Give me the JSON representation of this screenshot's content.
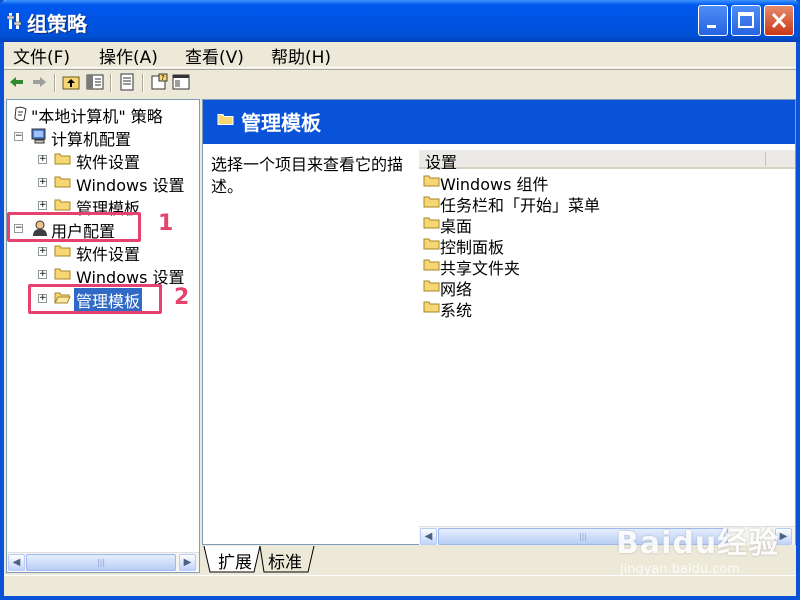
{
  "window": {
    "title": "组策略",
    "controls": [
      "minimize",
      "maximize",
      "close"
    ]
  },
  "menubar": {
    "items": [
      "文件(F)",
      "操作(A)",
      "查看(V)",
      "帮助(H)"
    ]
  },
  "toolbar": {
    "buttons": [
      "back-icon",
      "forward-icon",
      "up-folder-icon",
      "show-hide-tree-icon",
      "export-list-icon",
      "properties-icon",
      "help-icon"
    ]
  },
  "tree": {
    "root": "\"本地计算机\" 策略",
    "nodes": [
      {
        "label": "计算机配置",
        "level": 1,
        "expanded": true
      },
      {
        "label": "软件设置",
        "level": 2
      },
      {
        "label": "Windows 设置",
        "level": 2
      },
      {
        "label": "管理模板",
        "level": 2
      },
      {
        "label": "用户配置",
        "level": 1,
        "expanded": true
      },
      {
        "label": "软件设置",
        "level": 2
      },
      {
        "label": "Windows 设置",
        "level": 2
      },
      {
        "label": "管理模板",
        "level": 2,
        "selected": true
      }
    ]
  },
  "annotations": [
    "1",
    "2"
  ],
  "details": {
    "header": "管理模板",
    "description": "选择一个项目来查看它的描述。",
    "column": "设置",
    "items": [
      "Windows 组件",
      "任务栏和「开始」菜单",
      "桌面",
      "控制面板",
      "共享文件夹",
      "网络",
      "系统"
    ]
  },
  "tabs": [
    "扩展",
    "标准"
  ],
  "watermark": {
    "main": "Baidu经验",
    "sub": "jingyan.baidu.com"
  },
  "colors": {
    "titlebar": "#0054E3",
    "selection": "#316AC5",
    "annotation": "#E6426E",
    "folder": "#F7D774"
  }
}
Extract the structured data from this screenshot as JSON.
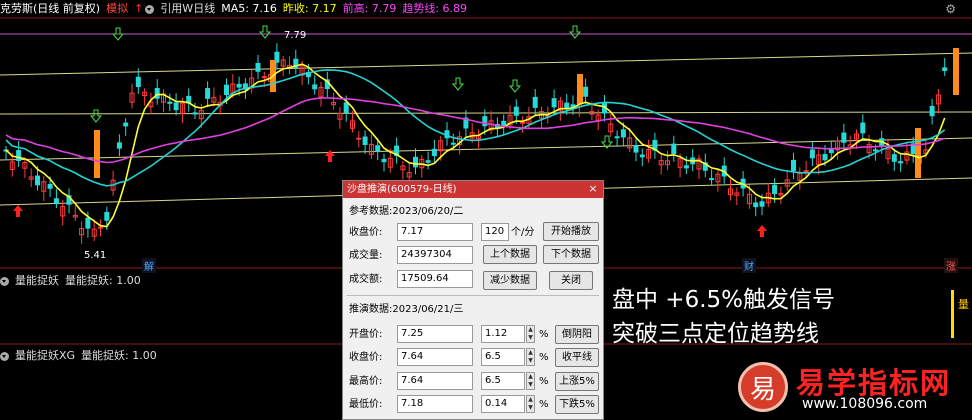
{
  "header": {
    "stock_name": "克劳斯",
    "period": "(日线 前复权)",
    "mode": "模拟",
    "indicator": "引用W日线",
    "ma5": "MA5: 7.16",
    "prev_close": "昨收: 7.17",
    "prev_high": "前高: 7.79",
    "trend_line": "趋势线: 6.89",
    "colors": {
      "stock": "#ffffff",
      "period": "#ffffff",
      "mode": "#ff4444",
      "indicator": "#dddddd",
      "ma5": "#ffffff",
      "prev_close": "#ffff00",
      "prev_high": "#ff44ff",
      "trend": "#ff44ff"
    }
  },
  "chart_labels": {
    "high_price": "7.79",
    "low_price": "5.41",
    "event_jie": "解",
    "event_cai": "财",
    "event_zhang": "涨"
  },
  "panel2": {
    "name": "量能捉妖",
    "value": "量能捉妖: 1.00"
  },
  "panel3": {
    "name": "量能捉妖XG",
    "value": "量能捉妖: 1.00"
  },
  "right_mark": "量",
  "dialog": {
    "title": "沙盘推演(600579-日线)",
    "ref_label": "参考数据:",
    "ref_date": "2023/06/20/二",
    "close_label": "收盘价:",
    "close_val": "7.17",
    "speed_val": "120",
    "speed_unit": "个/分",
    "start_btn": "开始播放",
    "vol_label": "成交量:",
    "vol_val": "24397304",
    "prev_btn": "上个数据",
    "next_btn": "下个数据",
    "amt_label": "成交额:",
    "amt_val": "17509.64",
    "reduce_btn": "减少数据",
    "close_btn": "关闭",
    "sim_label": "推演数据:",
    "sim_date": "2023/06/21/三",
    "open_label": "开盘价:",
    "open_val": "7.25",
    "open_pct": "1.12",
    "inverted_btn": "倒阴阳",
    "close2_label": "收盘价:",
    "close2_val": "7.64",
    "close2_pct": "6.5",
    "flat_btn": "收平线",
    "high_label": "最高价:",
    "high_val": "7.64",
    "high_pct": "6.5",
    "up5_btn": "上涨5%",
    "low_label": "最低价:",
    "low_val": "7.18",
    "low_pct": "0.14",
    "down5_btn": "下跌5%",
    "pct": "%"
  },
  "overlay": {
    "line1": "盘中 +6.5%触发信号",
    "line2": "突破三点定位趋势线"
  },
  "watermark": {
    "logo_char": "易",
    "site_name": "易学指标网",
    "url": "www.108096.com"
  }
}
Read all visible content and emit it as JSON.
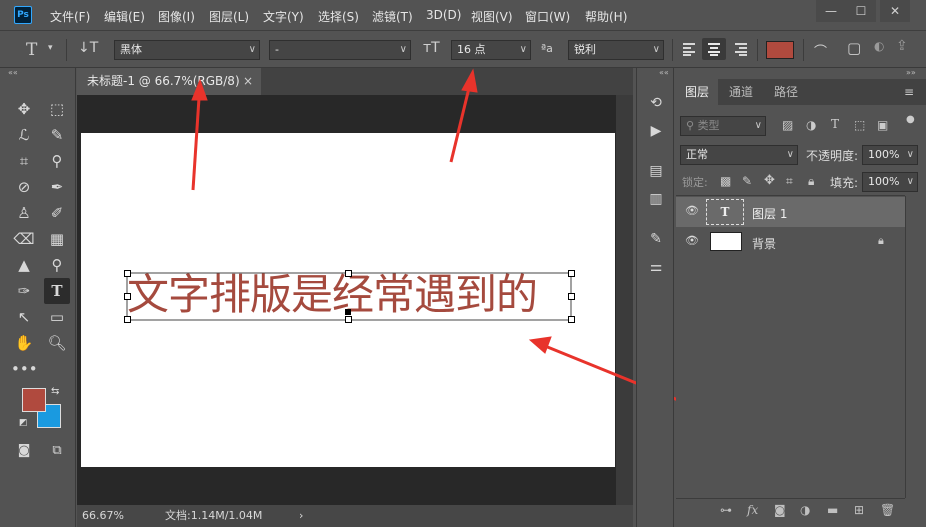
{
  "app": {
    "logo": "Ps"
  },
  "menu": [
    "文件(F)",
    "编辑(E)",
    "图像(I)",
    "图层(L)",
    "文字(Y)",
    "选择(S)",
    "滤镜(T)",
    "3D(D)",
    "视图(V)",
    "窗口(W)",
    "帮助(H)"
  ],
  "window_controls": {
    "minimize": "—",
    "maximize": "☐",
    "close": "✕"
  },
  "options": {
    "font_family": "黑体",
    "font_style": "-",
    "font_size": "16 点",
    "antialias": "锐利",
    "text_color": "#b04a3e"
  },
  "document": {
    "tab_title": "未标题-1 @ 66.7%(RGB/8)",
    "tab_close": "×",
    "text": "文字排版是经常遇到的",
    "text_color": "#a54a3e"
  },
  "status": {
    "zoom": "66.67%",
    "doc_info": "文档:1.14M/1.04M",
    "arrow": "›"
  },
  "colors": {
    "foreground": "#b04a3e",
    "background": "#1a9ae0"
  },
  "layers_panel": {
    "tabs": [
      "图层",
      "通道",
      "路径"
    ],
    "filter_label": "类型",
    "blend_mode": "正常",
    "opacity_label": "不透明度:",
    "opacity_value": "100%",
    "lock_label": "锁定:",
    "fill_label": "填充:",
    "fill_value": "100%",
    "layers": [
      {
        "name": "图层 1",
        "type": "text",
        "thumb": "T"
      },
      {
        "name": "背景",
        "type": "background"
      }
    ]
  }
}
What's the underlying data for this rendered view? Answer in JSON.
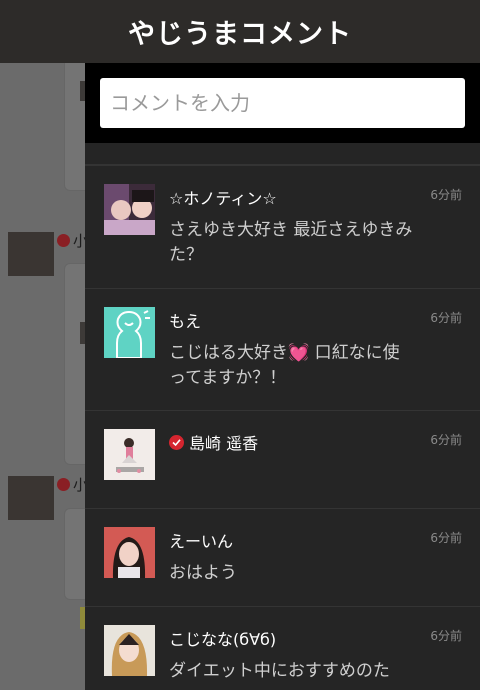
{
  "header": {
    "title": "やじうまコメント"
  },
  "input": {
    "placeholder": "コメントを入力"
  },
  "background": {
    "username_fragment_1": "小",
    "username_fragment_2": "小"
  },
  "comments": [
    {
      "name": "☆ホノティン☆",
      "verified": false,
      "time": "6分前",
      "text": "さえゆき大好き 最近さえゆきみた？"
    },
    {
      "name": "もえ",
      "verified": false,
      "time": "6分前",
      "text": "こじはる大好き💓 口紅なに使ってますか？！"
    },
    {
      "name": "島崎 遥香",
      "verified": true,
      "time": "6分前",
      "text": ""
    },
    {
      "name": "えーいん",
      "verified": false,
      "time": "6分前",
      "text": "おはよう"
    },
    {
      "name": "こじなな(б∀б)",
      "verified": false,
      "time": "6分前",
      "text": "ダイエット中におすすめのた"
    }
  ]
}
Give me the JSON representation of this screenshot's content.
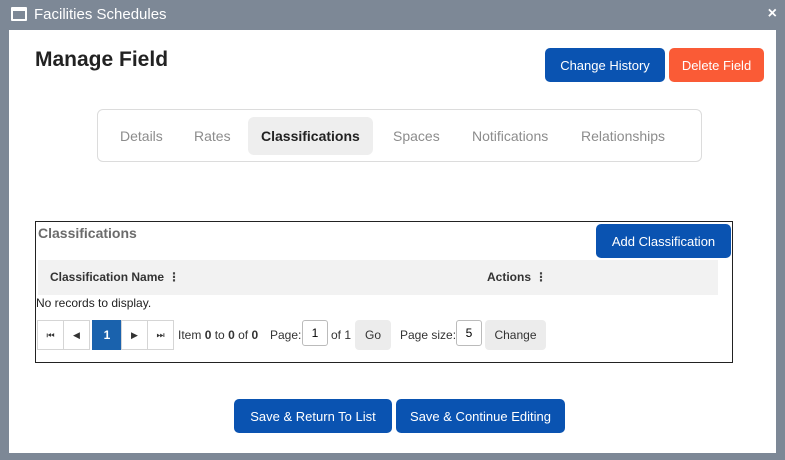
{
  "window": {
    "title": "Facilities Schedules",
    "close_glyph": "×"
  },
  "page": {
    "title": "Manage Field"
  },
  "header_buttons": {
    "change_history": "Change History",
    "delete_field": "Delete Field"
  },
  "tabs": [
    {
      "label": "Details",
      "active": false
    },
    {
      "label": "Rates",
      "active": false
    },
    {
      "label": "Classifications",
      "active": true
    },
    {
      "label": "Spaces",
      "active": false
    },
    {
      "label": "Notifications",
      "active": false
    },
    {
      "label": "Relationships",
      "active": false
    }
  ],
  "grid": {
    "caption": "Classifications",
    "add_button": "Add Classification",
    "columns": [
      "Classification Name",
      "Actions"
    ],
    "empty_text": "No records to display.",
    "pager": {
      "first": "⏮",
      "prev": "◀",
      "current_page": "1",
      "next": "▶",
      "last": "⏭",
      "item_prefix": "Item",
      "item_from": "0",
      "item_to_word": "to",
      "item_to": "0",
      "item_of_word": "of",
      "item_total": "0",
      "page_label": "Page:",
      "page_value": "1",
      "of_pages": "of 1",
      "go_label": "Go",
      "page_size_label": "Page size:",
      "page_size_value": "5",
      "change_label": "Change"
    }
  },
  "footer_buttons": {
    "save_return": "Save & Return To List",
    "save_continue": "Save & Continue Editing"
  },
  "colors": {
    "primary": "#0a53b1",
    "danger": "#fa5b36",
    "titlebar": "#7d8896"
  }
}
:::::
What the task asks: Which lines contain "data"? Copy each of them out.

Task result:
Extract the structured data from this screenshot as JSON.
What's the underlying data for this rendered view? Answer in JSON.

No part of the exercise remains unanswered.